▶ _Set exercise_
What lines of the data hold the string "время"? Pull each one out.
* Start *
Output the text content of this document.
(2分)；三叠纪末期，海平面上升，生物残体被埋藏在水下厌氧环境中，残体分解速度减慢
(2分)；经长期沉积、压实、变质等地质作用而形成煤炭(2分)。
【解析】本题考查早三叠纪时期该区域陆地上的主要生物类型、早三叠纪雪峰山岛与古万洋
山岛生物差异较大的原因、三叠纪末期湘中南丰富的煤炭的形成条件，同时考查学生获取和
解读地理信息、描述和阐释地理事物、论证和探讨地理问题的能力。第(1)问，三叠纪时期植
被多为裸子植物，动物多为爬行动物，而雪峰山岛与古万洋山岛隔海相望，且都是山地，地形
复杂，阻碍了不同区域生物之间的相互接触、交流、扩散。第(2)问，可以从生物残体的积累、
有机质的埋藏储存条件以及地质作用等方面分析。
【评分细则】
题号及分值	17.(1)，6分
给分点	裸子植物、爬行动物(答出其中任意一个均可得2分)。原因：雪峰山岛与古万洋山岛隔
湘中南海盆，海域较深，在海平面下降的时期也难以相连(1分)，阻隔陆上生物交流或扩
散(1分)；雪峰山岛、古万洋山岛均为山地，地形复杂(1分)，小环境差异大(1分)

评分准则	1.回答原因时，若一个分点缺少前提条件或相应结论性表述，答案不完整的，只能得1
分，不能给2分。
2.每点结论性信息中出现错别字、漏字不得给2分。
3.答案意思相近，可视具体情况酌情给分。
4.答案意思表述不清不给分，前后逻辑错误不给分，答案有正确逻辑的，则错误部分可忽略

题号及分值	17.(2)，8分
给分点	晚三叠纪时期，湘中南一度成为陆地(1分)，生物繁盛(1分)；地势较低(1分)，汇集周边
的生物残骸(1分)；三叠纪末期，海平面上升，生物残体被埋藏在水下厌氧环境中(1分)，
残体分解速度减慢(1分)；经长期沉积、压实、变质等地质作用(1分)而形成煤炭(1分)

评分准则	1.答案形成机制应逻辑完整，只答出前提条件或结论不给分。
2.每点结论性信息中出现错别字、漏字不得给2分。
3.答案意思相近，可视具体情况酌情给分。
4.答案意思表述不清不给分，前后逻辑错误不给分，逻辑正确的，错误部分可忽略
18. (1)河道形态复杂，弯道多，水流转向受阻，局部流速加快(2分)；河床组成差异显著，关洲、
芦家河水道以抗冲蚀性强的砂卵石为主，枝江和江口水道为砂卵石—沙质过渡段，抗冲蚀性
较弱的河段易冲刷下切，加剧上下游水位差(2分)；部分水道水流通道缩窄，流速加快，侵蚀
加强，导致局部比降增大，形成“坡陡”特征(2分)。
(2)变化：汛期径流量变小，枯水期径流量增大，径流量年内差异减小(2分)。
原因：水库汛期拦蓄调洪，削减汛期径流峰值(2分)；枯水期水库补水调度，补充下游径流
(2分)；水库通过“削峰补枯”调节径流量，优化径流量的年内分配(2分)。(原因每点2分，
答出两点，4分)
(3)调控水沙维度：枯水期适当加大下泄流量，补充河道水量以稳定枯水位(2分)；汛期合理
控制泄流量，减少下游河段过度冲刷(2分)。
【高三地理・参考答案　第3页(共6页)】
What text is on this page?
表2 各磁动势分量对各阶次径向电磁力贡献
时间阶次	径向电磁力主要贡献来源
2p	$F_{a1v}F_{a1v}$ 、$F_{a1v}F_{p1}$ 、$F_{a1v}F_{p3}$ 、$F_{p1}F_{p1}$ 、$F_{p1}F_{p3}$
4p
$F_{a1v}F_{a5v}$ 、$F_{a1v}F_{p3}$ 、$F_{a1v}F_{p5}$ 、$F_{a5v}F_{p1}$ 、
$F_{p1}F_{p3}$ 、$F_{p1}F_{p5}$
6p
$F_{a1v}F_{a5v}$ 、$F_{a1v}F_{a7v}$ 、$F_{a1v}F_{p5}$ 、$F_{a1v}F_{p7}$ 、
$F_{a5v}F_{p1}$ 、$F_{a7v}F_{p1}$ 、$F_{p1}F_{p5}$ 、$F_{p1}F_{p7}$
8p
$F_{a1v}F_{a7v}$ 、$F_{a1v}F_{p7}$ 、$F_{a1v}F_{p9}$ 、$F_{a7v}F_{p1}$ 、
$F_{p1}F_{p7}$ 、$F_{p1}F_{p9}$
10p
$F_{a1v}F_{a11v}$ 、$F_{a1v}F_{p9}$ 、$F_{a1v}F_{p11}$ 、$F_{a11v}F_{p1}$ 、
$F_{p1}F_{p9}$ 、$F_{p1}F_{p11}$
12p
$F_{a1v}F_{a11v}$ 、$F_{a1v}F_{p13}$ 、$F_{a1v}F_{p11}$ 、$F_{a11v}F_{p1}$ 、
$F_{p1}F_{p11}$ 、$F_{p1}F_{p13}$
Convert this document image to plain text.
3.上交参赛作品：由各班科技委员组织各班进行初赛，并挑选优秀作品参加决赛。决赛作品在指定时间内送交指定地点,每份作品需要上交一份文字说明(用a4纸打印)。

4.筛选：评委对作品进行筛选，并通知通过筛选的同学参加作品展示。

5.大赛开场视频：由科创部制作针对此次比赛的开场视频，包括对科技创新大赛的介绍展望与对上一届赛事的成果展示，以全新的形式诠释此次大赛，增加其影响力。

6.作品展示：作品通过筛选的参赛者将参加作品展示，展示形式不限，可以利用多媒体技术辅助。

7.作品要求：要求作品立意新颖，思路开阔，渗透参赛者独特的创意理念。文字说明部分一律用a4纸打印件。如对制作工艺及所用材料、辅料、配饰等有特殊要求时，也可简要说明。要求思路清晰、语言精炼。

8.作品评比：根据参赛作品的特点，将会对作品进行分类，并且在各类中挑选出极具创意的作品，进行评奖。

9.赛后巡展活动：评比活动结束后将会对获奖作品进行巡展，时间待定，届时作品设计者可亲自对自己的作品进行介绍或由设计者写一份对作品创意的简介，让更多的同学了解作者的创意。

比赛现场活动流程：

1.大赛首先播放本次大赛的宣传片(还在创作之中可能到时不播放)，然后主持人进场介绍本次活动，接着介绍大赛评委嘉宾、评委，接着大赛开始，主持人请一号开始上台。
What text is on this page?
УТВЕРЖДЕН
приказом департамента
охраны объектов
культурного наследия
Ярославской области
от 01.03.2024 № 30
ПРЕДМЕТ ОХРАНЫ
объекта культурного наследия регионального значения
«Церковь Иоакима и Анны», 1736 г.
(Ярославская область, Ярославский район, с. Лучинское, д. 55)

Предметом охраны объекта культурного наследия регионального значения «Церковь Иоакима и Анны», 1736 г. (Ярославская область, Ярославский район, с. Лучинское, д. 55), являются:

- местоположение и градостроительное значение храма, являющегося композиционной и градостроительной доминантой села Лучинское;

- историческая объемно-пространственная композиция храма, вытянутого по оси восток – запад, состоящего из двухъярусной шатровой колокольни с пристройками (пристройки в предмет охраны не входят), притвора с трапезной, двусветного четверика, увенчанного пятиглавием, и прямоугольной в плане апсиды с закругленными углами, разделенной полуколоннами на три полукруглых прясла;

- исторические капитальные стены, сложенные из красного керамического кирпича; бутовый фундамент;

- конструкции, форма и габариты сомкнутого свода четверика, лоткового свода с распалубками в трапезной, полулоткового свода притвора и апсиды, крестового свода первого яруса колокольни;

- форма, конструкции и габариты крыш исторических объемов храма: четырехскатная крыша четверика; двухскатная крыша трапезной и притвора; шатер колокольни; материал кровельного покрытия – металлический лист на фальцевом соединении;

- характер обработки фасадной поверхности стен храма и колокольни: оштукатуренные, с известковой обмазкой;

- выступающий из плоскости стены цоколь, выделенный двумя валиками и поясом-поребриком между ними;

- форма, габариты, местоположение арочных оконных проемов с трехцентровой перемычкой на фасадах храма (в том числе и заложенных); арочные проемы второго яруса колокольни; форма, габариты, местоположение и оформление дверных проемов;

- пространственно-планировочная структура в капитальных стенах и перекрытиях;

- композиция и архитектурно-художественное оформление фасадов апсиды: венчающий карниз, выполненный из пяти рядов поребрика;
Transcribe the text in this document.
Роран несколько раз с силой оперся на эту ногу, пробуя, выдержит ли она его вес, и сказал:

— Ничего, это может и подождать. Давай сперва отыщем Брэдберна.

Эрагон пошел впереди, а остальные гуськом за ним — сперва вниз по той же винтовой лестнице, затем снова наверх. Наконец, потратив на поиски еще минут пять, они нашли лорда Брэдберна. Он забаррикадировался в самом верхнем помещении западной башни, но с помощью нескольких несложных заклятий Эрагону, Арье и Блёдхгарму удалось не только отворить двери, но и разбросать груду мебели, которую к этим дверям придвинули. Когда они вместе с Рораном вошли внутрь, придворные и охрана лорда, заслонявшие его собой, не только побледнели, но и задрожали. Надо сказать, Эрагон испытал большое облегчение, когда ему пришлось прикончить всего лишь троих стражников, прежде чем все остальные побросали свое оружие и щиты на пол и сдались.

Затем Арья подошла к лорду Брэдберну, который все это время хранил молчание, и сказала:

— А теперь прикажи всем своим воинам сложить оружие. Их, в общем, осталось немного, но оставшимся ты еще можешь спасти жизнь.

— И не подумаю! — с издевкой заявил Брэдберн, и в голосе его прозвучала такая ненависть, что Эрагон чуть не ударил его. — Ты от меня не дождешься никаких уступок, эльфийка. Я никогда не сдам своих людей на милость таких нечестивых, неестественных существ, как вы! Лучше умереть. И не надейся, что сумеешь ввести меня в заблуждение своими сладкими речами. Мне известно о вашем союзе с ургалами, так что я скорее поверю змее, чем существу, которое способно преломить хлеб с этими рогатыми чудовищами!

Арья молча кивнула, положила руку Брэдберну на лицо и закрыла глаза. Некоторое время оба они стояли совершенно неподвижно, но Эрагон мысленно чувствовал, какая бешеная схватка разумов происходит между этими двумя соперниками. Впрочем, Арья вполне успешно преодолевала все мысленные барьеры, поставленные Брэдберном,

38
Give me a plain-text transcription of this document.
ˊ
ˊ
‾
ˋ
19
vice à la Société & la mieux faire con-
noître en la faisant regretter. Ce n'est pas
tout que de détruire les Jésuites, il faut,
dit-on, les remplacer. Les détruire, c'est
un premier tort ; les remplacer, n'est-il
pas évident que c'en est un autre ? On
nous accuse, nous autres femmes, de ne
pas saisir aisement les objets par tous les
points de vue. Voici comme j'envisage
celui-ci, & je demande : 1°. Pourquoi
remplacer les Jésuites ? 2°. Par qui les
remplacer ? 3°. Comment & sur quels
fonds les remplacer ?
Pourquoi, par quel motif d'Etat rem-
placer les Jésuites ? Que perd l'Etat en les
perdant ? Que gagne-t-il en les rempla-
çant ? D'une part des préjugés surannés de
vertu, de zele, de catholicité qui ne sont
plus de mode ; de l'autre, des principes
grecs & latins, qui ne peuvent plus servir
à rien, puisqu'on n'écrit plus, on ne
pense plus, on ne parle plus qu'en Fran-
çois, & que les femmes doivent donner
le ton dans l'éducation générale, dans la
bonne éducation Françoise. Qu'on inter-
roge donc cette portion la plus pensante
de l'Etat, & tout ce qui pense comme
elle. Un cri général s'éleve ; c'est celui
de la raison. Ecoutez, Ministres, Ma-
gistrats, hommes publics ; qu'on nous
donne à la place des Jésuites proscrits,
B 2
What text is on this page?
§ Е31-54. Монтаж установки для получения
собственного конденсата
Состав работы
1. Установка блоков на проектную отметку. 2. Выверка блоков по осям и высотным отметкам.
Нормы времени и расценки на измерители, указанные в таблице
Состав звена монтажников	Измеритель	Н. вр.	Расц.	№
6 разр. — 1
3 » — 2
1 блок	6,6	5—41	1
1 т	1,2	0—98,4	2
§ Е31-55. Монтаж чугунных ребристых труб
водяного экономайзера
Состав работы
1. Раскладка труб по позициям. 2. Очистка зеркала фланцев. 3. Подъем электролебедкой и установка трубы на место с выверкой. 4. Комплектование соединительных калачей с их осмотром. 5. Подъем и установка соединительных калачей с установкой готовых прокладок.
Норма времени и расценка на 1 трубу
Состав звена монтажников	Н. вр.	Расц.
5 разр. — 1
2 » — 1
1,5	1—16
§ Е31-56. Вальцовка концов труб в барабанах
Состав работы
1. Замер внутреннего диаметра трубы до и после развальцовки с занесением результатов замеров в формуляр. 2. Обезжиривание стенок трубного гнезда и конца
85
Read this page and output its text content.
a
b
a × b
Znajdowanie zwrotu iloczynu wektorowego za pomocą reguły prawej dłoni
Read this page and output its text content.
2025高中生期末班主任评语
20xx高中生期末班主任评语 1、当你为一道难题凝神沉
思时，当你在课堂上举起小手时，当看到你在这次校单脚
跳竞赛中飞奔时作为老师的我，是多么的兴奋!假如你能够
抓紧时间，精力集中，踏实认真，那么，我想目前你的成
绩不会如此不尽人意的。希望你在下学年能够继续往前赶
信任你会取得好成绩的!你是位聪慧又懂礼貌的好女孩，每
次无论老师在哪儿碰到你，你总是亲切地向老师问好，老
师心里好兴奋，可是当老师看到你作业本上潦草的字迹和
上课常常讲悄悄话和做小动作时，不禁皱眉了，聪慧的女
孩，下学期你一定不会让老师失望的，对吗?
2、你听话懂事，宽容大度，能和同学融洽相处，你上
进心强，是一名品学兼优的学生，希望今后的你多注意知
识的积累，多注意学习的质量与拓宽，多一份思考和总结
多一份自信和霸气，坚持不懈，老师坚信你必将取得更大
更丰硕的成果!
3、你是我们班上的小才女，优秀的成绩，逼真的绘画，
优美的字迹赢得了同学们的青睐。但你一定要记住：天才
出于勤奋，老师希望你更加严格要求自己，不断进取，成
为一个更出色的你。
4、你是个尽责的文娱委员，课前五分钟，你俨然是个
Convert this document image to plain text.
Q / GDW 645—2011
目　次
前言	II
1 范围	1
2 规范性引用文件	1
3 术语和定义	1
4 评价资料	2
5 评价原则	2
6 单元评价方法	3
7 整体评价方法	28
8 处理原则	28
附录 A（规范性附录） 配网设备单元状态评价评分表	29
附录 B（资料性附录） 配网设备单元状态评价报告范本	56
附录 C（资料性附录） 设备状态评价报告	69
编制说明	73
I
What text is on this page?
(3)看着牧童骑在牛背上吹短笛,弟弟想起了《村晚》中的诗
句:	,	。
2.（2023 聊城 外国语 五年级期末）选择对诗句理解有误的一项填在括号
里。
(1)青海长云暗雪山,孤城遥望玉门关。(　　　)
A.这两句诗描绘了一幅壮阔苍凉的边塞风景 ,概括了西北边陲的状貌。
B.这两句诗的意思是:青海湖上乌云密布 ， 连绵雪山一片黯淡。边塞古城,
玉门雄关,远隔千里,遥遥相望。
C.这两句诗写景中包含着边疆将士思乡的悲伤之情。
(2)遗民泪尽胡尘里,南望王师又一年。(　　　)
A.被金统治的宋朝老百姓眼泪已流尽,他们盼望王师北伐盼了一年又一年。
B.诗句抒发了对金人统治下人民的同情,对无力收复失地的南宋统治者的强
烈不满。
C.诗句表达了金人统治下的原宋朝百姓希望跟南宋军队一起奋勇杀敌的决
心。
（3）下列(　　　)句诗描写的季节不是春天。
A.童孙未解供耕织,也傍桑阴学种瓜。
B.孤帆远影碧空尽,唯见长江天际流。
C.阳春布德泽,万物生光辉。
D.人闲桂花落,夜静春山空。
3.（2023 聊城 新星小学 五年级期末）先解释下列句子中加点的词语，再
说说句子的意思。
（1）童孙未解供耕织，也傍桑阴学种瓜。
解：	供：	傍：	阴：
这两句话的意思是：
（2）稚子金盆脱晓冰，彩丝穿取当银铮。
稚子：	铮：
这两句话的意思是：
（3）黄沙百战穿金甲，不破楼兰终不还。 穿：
* End *
▶ _Output for this task_
Затем Арья подошла к лорду Брэдберну, который все это время хранил молчание, и сказала:
Арья молча кивнула, положила руку Брэдберну на лицо и закрыла глаза. Некоторое время оба они стояли совершенно неподвижно, но Эрагон мысленно чувствовал, какая бешеная схватка разумов происходит между этими двумя соперниками. Впрочем, Арья вполне успешно преодолевала все мысленные барьеры, поставленные Брэдберном,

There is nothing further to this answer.